● **Objective**: What number of lines contain the word "indispensavel"? Reply with the number and nothing else.

-- -- --

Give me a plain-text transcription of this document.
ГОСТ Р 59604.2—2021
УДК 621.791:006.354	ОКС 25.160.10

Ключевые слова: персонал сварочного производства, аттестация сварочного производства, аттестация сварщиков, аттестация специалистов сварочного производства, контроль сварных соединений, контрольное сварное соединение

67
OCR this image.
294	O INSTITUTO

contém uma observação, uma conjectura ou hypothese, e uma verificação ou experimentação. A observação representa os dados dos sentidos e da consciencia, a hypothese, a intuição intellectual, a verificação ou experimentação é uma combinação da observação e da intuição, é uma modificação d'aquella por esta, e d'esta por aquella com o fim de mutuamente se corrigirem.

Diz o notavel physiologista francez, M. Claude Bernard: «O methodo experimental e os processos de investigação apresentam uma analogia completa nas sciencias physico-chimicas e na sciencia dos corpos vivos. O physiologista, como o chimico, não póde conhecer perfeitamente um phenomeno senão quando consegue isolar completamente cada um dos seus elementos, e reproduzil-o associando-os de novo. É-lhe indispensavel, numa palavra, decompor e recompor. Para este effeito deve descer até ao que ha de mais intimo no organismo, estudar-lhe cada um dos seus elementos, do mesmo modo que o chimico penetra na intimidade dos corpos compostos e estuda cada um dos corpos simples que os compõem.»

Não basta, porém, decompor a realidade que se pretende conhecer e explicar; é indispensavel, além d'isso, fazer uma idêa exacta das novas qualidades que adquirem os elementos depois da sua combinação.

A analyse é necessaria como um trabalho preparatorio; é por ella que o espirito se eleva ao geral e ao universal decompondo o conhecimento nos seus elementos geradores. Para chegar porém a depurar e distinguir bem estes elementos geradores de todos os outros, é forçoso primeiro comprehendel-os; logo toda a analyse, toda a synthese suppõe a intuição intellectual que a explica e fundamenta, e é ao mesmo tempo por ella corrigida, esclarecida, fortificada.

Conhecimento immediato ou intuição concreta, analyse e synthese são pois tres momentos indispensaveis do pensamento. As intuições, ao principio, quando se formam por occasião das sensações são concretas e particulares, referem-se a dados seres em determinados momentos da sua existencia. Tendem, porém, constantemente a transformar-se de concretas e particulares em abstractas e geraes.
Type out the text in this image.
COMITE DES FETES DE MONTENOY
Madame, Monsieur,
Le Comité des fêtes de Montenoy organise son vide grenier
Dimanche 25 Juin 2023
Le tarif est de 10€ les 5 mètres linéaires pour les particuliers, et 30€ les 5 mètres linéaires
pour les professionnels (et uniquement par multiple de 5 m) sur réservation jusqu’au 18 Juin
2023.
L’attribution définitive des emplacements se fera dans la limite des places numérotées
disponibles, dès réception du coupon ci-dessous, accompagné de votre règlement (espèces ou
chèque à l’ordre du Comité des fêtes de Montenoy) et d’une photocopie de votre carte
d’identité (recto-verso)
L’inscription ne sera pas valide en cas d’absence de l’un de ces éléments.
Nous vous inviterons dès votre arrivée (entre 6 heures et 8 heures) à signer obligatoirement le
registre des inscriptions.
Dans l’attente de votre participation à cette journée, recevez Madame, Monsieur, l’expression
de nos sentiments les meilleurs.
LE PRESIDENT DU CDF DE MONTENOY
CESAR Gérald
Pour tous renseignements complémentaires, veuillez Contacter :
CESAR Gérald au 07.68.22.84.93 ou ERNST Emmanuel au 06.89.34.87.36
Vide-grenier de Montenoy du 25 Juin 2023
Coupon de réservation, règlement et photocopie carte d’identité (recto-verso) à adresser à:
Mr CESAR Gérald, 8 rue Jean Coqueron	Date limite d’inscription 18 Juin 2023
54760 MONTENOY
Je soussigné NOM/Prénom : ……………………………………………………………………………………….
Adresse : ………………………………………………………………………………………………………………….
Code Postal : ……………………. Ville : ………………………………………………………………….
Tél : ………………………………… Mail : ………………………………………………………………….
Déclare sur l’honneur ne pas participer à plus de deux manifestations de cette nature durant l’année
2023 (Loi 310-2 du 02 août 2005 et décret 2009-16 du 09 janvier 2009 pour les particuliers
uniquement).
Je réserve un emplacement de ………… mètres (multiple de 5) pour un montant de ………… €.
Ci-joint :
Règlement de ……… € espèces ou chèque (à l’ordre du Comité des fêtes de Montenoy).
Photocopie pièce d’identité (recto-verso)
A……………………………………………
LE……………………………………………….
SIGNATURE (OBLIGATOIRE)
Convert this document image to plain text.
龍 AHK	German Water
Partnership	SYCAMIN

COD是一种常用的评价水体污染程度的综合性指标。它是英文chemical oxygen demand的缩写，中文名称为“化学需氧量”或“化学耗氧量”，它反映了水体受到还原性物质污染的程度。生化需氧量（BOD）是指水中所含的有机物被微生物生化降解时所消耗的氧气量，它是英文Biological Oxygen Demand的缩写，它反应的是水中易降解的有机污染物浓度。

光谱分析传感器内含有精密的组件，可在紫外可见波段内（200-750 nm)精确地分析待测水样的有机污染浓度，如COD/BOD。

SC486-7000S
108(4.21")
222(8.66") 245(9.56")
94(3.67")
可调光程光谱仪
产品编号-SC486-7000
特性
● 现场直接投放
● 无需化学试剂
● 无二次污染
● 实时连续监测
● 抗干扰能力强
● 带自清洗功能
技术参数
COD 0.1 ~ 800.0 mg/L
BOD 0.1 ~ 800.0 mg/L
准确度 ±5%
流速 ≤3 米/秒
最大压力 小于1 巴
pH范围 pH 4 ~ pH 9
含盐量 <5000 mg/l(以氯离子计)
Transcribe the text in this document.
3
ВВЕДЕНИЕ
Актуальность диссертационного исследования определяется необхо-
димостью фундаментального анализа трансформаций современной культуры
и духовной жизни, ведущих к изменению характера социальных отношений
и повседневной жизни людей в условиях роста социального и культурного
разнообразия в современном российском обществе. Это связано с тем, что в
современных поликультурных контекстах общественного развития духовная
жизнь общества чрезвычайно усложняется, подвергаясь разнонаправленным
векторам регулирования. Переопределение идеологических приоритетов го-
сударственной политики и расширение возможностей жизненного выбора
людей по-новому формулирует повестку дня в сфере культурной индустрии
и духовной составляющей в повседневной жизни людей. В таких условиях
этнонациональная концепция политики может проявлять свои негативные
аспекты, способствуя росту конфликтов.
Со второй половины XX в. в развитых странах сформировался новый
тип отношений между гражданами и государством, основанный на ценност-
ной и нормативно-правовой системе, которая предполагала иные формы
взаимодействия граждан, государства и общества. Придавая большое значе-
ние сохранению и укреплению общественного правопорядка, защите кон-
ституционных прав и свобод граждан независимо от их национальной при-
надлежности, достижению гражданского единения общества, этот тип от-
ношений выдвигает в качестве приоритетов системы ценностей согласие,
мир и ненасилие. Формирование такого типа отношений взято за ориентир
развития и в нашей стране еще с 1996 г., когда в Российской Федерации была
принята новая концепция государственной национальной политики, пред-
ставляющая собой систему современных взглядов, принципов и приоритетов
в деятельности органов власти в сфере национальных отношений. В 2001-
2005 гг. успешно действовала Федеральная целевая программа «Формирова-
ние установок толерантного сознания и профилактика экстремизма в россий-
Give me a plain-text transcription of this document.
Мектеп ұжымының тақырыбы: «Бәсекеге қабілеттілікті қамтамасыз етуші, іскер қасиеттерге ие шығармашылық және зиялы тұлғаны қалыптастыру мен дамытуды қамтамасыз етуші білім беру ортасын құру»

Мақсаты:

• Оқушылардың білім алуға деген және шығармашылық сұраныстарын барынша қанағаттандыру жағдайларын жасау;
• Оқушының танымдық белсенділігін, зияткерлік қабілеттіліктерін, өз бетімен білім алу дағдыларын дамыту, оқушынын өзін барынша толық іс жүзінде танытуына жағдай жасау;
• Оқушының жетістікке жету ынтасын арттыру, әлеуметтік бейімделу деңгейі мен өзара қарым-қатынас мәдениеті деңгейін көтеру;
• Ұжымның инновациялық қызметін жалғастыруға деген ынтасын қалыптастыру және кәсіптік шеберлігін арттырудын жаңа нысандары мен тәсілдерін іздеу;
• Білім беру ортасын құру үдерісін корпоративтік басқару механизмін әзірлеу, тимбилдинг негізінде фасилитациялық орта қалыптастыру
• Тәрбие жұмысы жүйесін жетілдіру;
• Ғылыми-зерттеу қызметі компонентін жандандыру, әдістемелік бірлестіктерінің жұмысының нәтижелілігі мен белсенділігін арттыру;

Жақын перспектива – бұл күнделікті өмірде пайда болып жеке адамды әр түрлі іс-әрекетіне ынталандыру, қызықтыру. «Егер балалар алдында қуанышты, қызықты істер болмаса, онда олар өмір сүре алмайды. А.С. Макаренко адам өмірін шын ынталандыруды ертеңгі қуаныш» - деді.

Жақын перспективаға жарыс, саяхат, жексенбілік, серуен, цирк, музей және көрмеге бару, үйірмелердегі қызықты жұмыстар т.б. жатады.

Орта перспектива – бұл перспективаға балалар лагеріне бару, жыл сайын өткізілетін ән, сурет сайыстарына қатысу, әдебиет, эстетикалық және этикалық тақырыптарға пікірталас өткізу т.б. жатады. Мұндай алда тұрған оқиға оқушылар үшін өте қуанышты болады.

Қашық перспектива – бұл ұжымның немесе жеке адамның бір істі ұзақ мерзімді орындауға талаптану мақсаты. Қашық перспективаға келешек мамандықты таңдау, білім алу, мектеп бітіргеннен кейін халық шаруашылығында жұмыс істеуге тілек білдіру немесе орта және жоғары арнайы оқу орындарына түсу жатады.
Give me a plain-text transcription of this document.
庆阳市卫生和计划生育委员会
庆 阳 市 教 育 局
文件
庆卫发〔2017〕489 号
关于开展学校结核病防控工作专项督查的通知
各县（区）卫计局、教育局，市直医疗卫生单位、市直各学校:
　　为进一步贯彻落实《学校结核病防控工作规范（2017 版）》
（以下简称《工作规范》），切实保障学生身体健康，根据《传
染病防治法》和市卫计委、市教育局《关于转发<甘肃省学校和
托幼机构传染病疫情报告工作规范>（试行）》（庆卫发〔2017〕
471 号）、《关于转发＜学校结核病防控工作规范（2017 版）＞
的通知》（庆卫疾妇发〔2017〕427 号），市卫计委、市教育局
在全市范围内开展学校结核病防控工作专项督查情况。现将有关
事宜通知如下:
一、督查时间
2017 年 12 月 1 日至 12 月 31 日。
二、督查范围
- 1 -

-- -- --

● **Problem solution**: 2